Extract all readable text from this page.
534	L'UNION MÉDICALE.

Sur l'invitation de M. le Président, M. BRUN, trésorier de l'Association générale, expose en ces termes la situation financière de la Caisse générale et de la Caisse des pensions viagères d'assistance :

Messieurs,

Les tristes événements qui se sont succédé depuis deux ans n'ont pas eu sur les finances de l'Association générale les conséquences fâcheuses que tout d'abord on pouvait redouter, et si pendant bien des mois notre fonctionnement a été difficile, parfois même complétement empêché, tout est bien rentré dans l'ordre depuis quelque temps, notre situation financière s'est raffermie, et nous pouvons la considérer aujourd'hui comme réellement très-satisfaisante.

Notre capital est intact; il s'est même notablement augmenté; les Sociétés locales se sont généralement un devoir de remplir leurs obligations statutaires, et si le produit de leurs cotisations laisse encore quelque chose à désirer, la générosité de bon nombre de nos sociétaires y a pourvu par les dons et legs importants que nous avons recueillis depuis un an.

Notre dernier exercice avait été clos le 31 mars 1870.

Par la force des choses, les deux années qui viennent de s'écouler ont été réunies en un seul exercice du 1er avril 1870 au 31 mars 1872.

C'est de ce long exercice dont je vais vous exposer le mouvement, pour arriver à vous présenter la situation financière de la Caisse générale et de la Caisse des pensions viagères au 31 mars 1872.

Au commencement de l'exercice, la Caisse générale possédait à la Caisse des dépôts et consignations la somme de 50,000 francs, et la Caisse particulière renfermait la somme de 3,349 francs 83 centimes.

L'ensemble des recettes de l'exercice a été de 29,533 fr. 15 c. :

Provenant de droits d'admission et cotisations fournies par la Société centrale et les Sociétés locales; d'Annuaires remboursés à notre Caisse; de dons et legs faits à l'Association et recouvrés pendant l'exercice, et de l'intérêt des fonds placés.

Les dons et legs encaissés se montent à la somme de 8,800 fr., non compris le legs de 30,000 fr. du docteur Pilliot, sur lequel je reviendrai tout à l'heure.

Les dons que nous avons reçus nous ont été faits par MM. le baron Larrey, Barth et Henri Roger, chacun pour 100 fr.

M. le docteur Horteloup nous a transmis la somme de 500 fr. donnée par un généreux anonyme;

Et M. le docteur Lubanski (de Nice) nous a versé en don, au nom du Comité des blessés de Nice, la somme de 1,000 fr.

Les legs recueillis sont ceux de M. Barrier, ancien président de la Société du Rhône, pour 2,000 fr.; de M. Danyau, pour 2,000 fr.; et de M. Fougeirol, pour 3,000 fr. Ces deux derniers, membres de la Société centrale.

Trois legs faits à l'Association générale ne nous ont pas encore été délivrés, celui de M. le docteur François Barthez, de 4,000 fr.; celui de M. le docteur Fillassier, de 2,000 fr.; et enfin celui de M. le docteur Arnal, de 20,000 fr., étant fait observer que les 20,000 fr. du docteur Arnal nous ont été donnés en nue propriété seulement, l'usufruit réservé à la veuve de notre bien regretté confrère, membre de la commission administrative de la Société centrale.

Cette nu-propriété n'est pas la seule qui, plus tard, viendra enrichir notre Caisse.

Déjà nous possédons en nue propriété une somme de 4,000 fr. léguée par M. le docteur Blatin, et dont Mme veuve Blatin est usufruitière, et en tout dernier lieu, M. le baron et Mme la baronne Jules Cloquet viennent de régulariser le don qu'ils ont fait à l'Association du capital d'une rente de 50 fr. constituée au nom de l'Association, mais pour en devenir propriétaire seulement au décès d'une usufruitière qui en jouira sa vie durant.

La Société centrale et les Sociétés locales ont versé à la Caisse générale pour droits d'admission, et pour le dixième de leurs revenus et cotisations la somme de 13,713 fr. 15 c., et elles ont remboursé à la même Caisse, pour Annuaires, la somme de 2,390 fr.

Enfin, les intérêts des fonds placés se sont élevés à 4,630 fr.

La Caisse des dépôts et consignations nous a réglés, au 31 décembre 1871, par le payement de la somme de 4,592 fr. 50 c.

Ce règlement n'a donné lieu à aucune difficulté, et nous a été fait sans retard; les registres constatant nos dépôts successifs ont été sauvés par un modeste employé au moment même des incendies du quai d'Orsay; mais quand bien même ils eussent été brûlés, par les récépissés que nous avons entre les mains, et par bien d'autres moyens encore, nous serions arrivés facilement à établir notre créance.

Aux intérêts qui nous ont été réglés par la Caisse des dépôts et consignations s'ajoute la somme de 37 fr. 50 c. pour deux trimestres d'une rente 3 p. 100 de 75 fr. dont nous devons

● ● ● ● ● ● ●

=== What needs to be done ===
Copy each line of the listing in which the word "consignations" can be found.

=== Expected answer ===
Au commencement de l'exercice, la Caisse générale possédait à la Caisse des dépôts et consignations la somme de 50,000 francs, et la Caisse particulière renfermait la somme de 3,349 francs 83 centimes.
La Caisse des dépôts et consignations nous a réglés, au 31 décembre 1871, par le payement de la somme de 4,592 fr. 50 c.
Aux intérêts qui nous ont été réglés par la Caisse des dépôts et consignations s'ajoute la somme de 37 fr. 50 c. pour deux trimestres d'une rente 3 p. 100 de 75 fr. dont nous devons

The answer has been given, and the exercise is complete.